• Aim of the exercise
Return the records below from the line containing "Extract all readable text from this page." onward, exactly, through and including the last line.

Records contained in a dataset:
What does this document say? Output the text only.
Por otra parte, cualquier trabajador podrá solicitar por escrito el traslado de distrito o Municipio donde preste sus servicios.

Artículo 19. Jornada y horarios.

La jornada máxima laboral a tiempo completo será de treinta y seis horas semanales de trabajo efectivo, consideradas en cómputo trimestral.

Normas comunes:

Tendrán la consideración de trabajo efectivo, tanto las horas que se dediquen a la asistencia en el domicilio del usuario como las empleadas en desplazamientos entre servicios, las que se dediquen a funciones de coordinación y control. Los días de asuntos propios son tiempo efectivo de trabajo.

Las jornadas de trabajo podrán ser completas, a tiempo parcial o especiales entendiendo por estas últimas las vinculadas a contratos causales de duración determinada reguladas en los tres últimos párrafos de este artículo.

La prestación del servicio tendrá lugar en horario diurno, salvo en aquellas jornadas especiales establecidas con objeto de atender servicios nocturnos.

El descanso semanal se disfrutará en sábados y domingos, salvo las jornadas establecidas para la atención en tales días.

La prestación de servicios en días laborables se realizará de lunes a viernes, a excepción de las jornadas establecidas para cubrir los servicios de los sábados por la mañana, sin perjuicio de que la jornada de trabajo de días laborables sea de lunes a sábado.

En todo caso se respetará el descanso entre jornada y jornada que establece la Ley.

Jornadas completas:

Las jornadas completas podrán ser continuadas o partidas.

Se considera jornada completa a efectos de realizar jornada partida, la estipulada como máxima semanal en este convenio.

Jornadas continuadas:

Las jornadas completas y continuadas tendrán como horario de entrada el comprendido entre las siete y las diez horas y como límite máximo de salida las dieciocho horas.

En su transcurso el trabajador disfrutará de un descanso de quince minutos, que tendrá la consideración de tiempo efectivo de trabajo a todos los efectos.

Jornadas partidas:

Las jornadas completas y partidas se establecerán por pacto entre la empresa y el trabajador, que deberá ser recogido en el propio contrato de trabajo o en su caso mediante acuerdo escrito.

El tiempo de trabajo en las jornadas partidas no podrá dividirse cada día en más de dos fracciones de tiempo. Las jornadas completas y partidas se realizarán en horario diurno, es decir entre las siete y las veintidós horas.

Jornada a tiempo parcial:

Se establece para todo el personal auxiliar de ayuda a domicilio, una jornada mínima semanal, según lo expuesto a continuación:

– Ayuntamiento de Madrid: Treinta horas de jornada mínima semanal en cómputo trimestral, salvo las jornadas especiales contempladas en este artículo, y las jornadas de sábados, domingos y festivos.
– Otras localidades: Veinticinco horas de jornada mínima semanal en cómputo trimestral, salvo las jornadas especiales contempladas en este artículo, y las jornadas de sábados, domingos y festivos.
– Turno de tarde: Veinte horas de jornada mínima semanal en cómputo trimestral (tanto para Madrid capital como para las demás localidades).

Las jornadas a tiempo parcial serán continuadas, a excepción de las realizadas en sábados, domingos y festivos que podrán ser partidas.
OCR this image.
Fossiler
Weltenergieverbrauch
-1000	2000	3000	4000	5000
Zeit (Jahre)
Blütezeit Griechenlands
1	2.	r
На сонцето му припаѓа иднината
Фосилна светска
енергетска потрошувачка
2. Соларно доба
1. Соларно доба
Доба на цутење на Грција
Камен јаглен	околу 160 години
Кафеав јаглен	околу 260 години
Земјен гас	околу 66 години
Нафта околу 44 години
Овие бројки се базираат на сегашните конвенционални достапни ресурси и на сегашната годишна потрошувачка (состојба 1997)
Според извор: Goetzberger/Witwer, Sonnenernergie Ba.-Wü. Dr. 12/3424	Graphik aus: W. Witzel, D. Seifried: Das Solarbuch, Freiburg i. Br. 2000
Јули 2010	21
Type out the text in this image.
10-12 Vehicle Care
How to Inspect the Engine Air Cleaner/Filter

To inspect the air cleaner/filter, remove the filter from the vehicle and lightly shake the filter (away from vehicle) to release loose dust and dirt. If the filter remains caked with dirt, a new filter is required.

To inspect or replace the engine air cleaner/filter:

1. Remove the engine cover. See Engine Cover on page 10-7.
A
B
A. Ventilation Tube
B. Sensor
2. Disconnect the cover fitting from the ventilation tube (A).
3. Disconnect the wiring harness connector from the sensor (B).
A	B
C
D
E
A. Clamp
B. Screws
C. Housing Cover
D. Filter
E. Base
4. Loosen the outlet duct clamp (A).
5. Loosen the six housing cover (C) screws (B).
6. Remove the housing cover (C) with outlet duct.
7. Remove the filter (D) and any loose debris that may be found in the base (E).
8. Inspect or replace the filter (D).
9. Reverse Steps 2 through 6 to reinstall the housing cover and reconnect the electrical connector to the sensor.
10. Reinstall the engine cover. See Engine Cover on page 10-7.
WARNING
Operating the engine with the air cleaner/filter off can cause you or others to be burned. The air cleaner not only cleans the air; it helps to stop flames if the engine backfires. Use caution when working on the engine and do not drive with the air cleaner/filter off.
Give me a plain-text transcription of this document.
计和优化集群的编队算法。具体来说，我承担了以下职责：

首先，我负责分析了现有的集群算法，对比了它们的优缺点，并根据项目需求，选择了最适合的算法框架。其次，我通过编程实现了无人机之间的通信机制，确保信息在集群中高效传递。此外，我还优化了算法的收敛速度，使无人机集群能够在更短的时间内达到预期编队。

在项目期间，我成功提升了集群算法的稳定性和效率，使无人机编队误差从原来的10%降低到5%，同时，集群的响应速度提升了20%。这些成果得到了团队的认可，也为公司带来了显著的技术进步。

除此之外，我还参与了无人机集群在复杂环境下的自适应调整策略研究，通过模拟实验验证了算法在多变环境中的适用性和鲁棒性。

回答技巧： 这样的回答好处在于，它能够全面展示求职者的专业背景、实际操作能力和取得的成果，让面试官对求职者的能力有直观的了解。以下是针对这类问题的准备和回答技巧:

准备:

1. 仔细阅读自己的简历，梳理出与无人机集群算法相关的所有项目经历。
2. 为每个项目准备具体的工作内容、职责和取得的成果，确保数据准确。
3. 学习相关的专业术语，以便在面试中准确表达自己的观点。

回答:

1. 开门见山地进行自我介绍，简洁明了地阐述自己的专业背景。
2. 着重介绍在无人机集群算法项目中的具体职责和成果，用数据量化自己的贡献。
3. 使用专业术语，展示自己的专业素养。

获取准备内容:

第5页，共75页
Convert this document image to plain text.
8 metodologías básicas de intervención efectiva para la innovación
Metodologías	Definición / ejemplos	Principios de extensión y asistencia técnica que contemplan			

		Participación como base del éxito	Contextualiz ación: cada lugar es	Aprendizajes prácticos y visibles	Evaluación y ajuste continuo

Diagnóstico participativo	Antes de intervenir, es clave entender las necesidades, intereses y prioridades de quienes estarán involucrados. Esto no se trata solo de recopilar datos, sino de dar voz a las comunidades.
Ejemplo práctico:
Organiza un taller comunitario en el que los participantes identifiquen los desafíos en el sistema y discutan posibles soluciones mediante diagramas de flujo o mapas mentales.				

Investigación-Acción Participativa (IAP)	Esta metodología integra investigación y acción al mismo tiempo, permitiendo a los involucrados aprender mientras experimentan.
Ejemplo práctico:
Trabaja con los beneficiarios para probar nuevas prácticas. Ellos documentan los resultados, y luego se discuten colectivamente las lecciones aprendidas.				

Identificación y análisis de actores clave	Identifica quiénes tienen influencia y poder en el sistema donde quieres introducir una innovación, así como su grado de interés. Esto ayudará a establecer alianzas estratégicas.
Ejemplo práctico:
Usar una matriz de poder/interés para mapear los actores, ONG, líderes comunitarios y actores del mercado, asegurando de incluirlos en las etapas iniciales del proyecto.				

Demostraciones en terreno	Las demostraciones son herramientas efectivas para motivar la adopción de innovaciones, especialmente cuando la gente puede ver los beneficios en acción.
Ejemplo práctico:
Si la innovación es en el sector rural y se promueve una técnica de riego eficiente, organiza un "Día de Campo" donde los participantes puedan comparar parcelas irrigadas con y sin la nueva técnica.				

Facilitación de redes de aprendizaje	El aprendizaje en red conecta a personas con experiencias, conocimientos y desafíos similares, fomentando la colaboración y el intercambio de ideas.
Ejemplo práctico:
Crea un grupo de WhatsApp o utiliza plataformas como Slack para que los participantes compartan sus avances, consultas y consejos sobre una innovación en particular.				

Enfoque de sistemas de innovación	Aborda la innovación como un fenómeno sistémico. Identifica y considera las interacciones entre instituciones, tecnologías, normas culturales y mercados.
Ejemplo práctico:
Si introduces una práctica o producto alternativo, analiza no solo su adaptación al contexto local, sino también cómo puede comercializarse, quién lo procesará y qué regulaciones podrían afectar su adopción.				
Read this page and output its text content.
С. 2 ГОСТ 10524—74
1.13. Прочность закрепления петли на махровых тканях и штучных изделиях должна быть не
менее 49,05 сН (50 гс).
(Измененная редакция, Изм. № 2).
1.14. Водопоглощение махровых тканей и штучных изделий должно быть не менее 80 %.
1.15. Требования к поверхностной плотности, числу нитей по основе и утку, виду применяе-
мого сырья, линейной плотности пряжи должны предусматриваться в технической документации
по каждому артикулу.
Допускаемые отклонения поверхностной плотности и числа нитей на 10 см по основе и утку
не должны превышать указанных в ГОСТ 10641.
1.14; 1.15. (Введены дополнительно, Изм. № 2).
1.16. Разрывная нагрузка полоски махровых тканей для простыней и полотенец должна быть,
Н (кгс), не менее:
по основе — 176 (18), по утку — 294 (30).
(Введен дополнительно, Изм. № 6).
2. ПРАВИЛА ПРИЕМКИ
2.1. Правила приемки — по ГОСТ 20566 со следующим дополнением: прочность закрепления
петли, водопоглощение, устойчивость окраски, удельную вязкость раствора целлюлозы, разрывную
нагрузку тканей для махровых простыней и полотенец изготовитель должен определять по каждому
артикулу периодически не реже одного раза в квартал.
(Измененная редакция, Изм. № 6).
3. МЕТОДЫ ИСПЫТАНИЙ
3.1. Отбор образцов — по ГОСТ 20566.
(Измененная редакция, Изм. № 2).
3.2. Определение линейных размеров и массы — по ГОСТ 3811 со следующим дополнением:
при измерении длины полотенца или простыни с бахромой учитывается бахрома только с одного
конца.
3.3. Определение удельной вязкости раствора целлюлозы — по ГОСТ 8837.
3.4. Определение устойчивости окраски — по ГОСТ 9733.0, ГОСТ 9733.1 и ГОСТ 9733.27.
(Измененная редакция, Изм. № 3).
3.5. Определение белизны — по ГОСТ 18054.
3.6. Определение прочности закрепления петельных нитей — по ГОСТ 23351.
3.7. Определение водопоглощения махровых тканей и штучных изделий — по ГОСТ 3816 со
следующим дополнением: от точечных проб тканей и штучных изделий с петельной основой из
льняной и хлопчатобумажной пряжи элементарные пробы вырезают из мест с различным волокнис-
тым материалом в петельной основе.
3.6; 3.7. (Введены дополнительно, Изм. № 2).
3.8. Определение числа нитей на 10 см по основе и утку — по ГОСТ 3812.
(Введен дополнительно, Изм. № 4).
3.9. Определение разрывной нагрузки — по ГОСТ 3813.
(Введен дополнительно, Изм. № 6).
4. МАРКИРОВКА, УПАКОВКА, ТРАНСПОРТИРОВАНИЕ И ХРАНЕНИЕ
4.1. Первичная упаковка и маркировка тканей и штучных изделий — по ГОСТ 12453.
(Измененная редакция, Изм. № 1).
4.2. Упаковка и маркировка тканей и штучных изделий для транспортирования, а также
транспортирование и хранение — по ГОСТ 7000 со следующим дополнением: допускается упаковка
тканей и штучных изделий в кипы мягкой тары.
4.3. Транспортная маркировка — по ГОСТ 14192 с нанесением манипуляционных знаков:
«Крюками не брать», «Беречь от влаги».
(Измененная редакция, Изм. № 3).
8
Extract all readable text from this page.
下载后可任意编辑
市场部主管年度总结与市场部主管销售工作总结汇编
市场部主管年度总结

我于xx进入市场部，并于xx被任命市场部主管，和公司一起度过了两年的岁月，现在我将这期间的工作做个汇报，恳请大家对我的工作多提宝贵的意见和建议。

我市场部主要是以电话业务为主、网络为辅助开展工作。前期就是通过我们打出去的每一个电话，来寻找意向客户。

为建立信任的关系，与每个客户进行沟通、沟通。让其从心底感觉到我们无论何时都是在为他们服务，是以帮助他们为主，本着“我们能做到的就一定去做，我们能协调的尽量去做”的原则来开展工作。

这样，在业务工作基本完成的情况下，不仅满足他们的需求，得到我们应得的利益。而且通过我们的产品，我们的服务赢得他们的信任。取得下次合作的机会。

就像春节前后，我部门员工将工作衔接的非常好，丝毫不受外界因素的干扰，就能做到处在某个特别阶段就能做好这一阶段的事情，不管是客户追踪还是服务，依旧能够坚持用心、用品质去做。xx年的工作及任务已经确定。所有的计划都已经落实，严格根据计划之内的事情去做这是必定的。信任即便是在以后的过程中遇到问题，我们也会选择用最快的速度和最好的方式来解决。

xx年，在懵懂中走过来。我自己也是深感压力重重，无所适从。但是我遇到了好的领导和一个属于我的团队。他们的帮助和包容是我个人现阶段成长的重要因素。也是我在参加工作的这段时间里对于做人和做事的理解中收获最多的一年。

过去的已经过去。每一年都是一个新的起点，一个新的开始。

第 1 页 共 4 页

• Correct answer
Extract all readable text from this page.
下载后可任意编辑
市场部主管年度总结与市场部主管销售工作总结汇编
市场部主管年度总结

我于xx进入市场部，并于xx被任命市场部主管，和公司一起度过了两年的岁月，现在我将这期间的工作做个汇报，恳请大家对我的工作多提宝贵的意见和建议。

我市场部主要是以电话业务为主、网络为辅助开展工作。前期就是通过我们打出去的每一个电话，来寻找意向客户。

为建立信任的关系，与每个客户进行沟通、沟通。让其从心底感觉到我们无论何时都是在为他们服务，是以帮助他们为主，本着“我们能做到的就一定去做，我们能协调的尽量去做”的原则来开展工作。

这样，在业务工作基本完成的情况下，不仅满足他们的需求，得到我们应得的利益。而且通过我们的产品，我们的服务赢得他们的信任。取得下次合作的机会。

就像春节前后，我部门员工将工作衔接的非常好，丝毫不受外界因素的干扰，就能做到处在某个特别阶段就能做好这一阶段的事情，不管是客户追踪还是服务，依旧能够坚持用心、用品质去做。xx年的工作及任务已经确定。所有的计划都已经落实，严格根据计划之内的事情去做这是必定的。信任即便是在以后的过程中遇到问题，我们也会选择用最快的速度和最好的方式来解决。

xx年，在懵懂中走过来。我自己也是深感压力重重，无所适从。但是我遇到了好的领导和一个属于我的团队。他们的帮助和包容是我个人现阶段成长的重要因素。也是我在参加工作的这段时间里对于做人和做事的理解中收获最多的一年。

过去的已经过去。每一年都是一个新的起点，一个新的开始。

第 1 页 共 4 页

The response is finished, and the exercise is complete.